§ **REQUIREMENTS**: Check each line of the listing below for the string "text", and give only how many lines hold it.

§ **INPUT FOR THIS TASK**:
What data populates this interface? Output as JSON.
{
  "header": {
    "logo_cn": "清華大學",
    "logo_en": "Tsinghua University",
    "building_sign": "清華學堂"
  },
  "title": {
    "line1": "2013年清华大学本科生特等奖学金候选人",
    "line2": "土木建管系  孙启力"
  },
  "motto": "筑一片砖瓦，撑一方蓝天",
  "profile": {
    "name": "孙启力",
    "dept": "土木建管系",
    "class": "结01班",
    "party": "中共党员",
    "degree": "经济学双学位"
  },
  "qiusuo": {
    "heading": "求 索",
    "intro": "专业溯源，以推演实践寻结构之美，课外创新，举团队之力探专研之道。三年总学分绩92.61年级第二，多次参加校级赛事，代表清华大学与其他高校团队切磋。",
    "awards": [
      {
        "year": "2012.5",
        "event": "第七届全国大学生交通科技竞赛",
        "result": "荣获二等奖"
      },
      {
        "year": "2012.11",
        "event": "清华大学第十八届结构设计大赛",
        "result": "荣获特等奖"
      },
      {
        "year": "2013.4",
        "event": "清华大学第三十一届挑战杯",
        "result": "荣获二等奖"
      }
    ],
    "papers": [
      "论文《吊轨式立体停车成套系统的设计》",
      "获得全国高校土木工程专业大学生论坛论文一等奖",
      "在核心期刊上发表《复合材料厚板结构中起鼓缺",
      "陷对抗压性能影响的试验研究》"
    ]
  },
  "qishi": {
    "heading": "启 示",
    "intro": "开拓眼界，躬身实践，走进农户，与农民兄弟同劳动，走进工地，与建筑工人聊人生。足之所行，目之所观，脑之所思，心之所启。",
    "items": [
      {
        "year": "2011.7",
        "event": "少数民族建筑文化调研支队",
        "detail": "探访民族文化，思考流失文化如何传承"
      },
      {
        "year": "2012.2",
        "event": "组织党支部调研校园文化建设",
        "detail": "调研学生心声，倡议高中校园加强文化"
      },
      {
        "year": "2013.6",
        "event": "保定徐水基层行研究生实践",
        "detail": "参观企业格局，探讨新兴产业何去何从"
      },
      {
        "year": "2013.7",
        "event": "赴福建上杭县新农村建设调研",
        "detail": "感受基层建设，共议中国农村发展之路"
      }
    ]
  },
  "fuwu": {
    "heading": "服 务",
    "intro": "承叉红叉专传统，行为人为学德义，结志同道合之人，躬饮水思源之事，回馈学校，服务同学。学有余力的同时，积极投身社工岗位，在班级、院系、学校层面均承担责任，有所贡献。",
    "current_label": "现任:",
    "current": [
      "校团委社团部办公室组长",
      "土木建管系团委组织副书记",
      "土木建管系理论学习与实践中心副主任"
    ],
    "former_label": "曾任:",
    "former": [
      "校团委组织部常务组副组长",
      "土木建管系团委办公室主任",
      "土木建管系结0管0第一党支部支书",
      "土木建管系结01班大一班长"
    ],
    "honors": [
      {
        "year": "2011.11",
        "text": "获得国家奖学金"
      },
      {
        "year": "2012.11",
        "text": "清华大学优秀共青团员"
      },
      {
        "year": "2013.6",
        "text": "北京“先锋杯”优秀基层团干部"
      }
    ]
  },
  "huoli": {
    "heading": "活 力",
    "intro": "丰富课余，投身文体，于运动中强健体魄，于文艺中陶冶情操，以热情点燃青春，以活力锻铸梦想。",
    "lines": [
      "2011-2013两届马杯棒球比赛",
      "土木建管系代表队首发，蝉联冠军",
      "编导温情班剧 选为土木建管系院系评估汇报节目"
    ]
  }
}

§ **EXERCISE ANSWER**: 3